Exercise prompt ::
Make an exact copy of the data below, leaving out every picture.
--- Data for processing ---
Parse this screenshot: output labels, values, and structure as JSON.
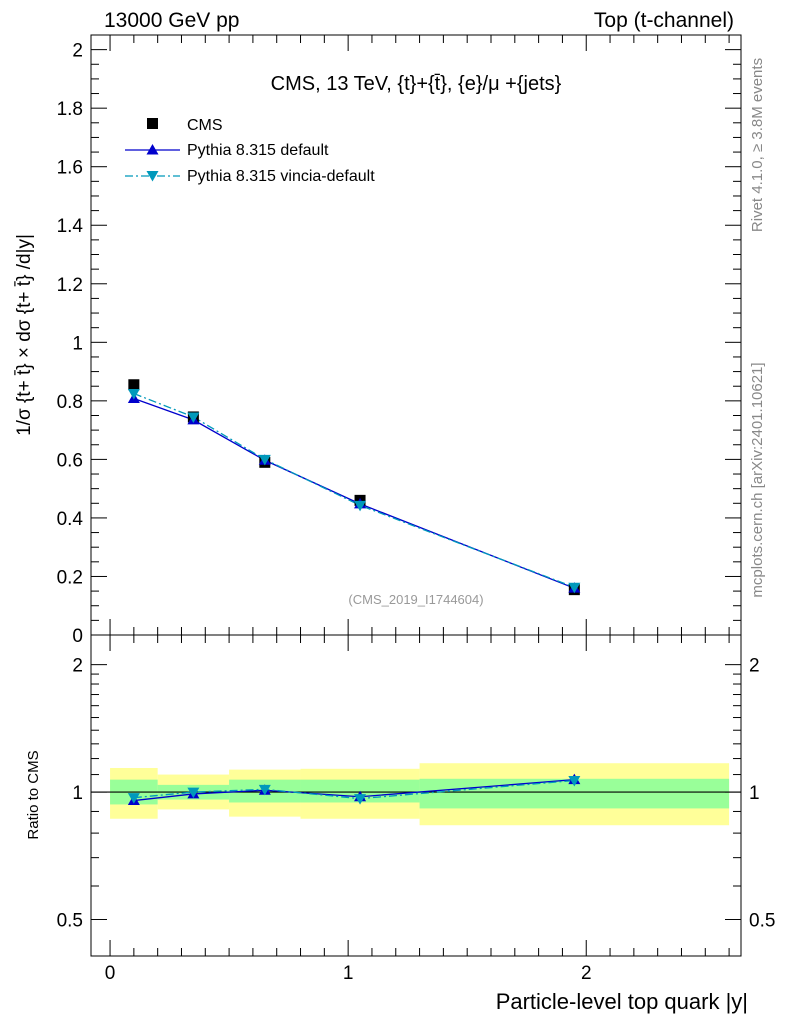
{
  "header": {
    "left": "13000 GeV pp",
    "right": "Top (t-channel)"
  },
  "side_labels": {
    "rivet": "Rivet 4.1.0, ≥ 3.8M events",
    "mcplots": "mcplots.cern.ch [arXiv:2401.10621]"
  },
  "chart_data": [
    {
      "type": "scatter",
      "panel": "main",
      "title": "CMS, 13 TeV, {t}+{t̄}, {e}/μ +{jets}",
      "ylabel": "1/σ {t+ t̄} × dσ {t+ t̄} /d|y|",
      "xlabel": "Particle-level top quark |y|",
      "xlim": [
        -0.08,
        2.65
      ],
      "ylim": [
        0,
        2.05
      ],
      "yticks": [
        0,
        0.2,
        0.4,
        0.6,
        0.8,
        1,
        1.2,
        1.4,
        1.6,
        1.8,
        2
      ],
      "ytick_labels": [
        "0",
        "0.2",
        "0.4",
        "0.6",
        "0.8",
        "1",
        "1.2",
        "1.4",
        "1.6",
        "1.8",
        "2"
      ],
      "analysis_id": "(CMS_2019_I1744604)",
      "x": [
        0.1,
        0.35,
        0.65,
        1.05,
        1.95
      ],
      "series": [
        {
          "name": "CMS",
          "values": [
            0.855,
            0.745,
            0.59,
            0.46,
            0.155
          ],
          "color": "#000000",
          "marker": "square"
        },
        {
          "name": "Pythia 8.315 default",
          "values": [
            0.808,
            0.735,
            0.597,
            0.448,
            0.16
          ],
          "color": "#0000cc",
          "marker": "triangle-up",
          "line": "solid"
        },
        {
          "name": "Pythia 8.315 vincia-default",
          "values": [
            0.825,
            0.745,
            0.6,
            0.443,
            0.163
          ],
          "color": "#0099bb",
          "marker": "triangle-down",
          "line": "dashdot"
        }
      ],
      "legend": [
        "CMS",
        "Pythia 8.315 default",
        "Pythia 8.315 vincia-default"
      ]
    },
    {
      "type": "line",
      "panel": "ratio",
      "ylabel": "Ratio to CMS",
      "xlabel": "Particle-level top quark |y|",
      "xlim": [
        -0.08,
        2.65
      ],
      "ylim": [
        0.41,
        2.35
      ],
      "yscale": "log",
      "yticks": [
        0.5,
        1,
        2
      ],
      "ytick_labels": [
        "0.5",
        "1",
        "2"
      ],
      "xticks": [
        0,
        1,
        2
      ],
      "xtick_labels": [
        "0",
        "1",
        "2"
      ],
      "x": [
        0.1,
        0.35,
        0.65,
        1.05,
        1.95
      ],
      "bins": [
        [
          0,
          0.2
        ],
        [
          0.2,
          0.5
        ],
        [
          0.5,
          0.8
        ],
        [
          0.8,
          1.3
        ],
        [
          1.3,
          2.6
        ]
      ],
      "band_stat_low": [
        0.935,
        0.96,
        0.945,
        0.945,
        0.915
      ],
      "band_stat_high": [
        1.07,
        1.04,
        1.07,
        1.07,
        1.075
      ],
      "band_tot_low": [
        0.865,
        0.91,
        0.875,
        0.865,
        0.835
      ],
      "band_tot_high": [
        1.14,
        1.1,
        1.13,
        1.135,
        1.17
      ],
      "series": [
        {
          "name": "Pythia 8.315 default",
          "values": [
            0.955,
            0.99,
            1.01,
            0.975,
            1.07
          ]
        },
        {
          "name": "Pythia 8.315 vincia-default",
          "values": [
            0.97,
            1.0,
            1.015,
            0.965,
            1.065
          ]
        }
      ]
    }
  ]
}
---
Exercise answer ::
Parse this screenshot: output labels, values, and structure as JSON.
{
  "header": {
    "left": "13000 GeV pp",
    "right": "Top (t-channel)"
  },
  "side_labels": {
    "rivet": "Rivet 4.1.0, ≥ 3.8M events",
    "mcplots": "mcplots.cern.ch [arXiv:2401.10621]"
  },
  "chart_data": [
    {
      "type": "scatter",
      "panel": "main",
      "title": "CMS, 13 TeV, {t}+{t̄}, {e}/μ +{jets}",
      "ylabel": "1/σ {t+ t̄} × dσ {t+ t̄} /d|y|",
      "xlabel": "Particle-level top quark |y|",
      "xlim": [
        -0.08,
        2.65
      ],
      "ylim": [
        0,
        2.05
      ],
      "yticks": [
        0,
        0.2,
        0.4,
        0.6,
        0.8,
        1,
        1.2,
        1.4,
        1.6,
        1.8,
        2
      ],
      "ytick_labels": [
        "0",
        "0.2",
        "0.4",
        "0.6",
        "0.8",
        "1",
        "1.2",
        "1.4",
        "1.6",
        "1.8",
        "2"
      ],
      "analysis_id": "(CMS_2019_I1744604)",
      "x": [
        0.1,
        0.35,
        0.65,
        1.05,
        1.95
      ],
      "series": [
        {
          "name": "CMS",
          "values": [
            0.855,
            0.745,
            0.59,
            0.46,
            0.155
          ],
          "color": "#000000",
          "marker": "square"
        },
        {
          "name": "Pythia 8.315 default",
          "values": [
            0.808,
            0.735,
            0.597,
            0.448,
            0.16
          ],
          "color": "#0000cc",
          "marker": "triangle-up",
          "line": "solid"
        },
        {
          "name": "Pythia 8.315 vincia-default",
          "values": [
            0.825,
            0.745,
            0.6,
            0.443,
            0.163
          ],
          "color": "#0099bb",
          "marker": "triangle-down",
          "line": "dashdot"
        }
      ],
      "legend": [
        "CMS",
        "Pythia 8.315 default",
        "Pythia 8.315 vincia-default"
      ]
    },
    {
      "type": "line",
      "panel": "ratio",
      "ylabel": "Ratio to CMS",
      "xlabel": "Particle-level top quark |y|",
      "xlim": [
        -0.08,
        2.65
      ],
      "ylim": [
        0.41,
        2.35
      ],
      "yscale": "log",
      "yticks": [
        0.5,
        1,
        2
      ],
      "ytick_labels": [
        "0.5",
        "1",
        "2"
      ],
      "xticks": [
        0,
        1,
        2
      ],
      "xtick_labels": [
        "0",
        "1",
        "2"
      ],
      "x": [
        0.1,
        0.35,
        0.65,
        1.05,
        1.95
      ],
      "bins": [
        [
          0,
          0.2
        ],
        [
          0.2,
          0.5
        ],
        [
          0.5,
          0.8
        ],
        [
          0.8,
          1.3
        ],
        [
          1.3,
          2.6
        ]
      ],
      "band_stat_low": [
        0.935,
        0.96,
        0.945,
        0.945,
        0.915
      ],
      "band_stat_high": [
        1.07,
        1.04,
        1.07,
        1.07,
        1.075
      ],
      "band_tot_low": [
        0.865,
        0.91,
        0.875,
        0.865,
        0.835
      ],
      "band_tot_high": [
        1.14,
        1.1,
        1.13,
        1.135,
        1.17
      ],
      "series": [
        {
          "name": "Pythia 8.315 default",
          "values": [
            0.955,
            0.99,
            1.01,
            0.975,
            1.07
          ]
        },
        {
          "name": "Pythia 8.315 vincia-default",
          "values": [
            0.97,
            1.0,
            1.015,
            0.965,
            1.065
          ]
        }
      ]
    }
  ]
}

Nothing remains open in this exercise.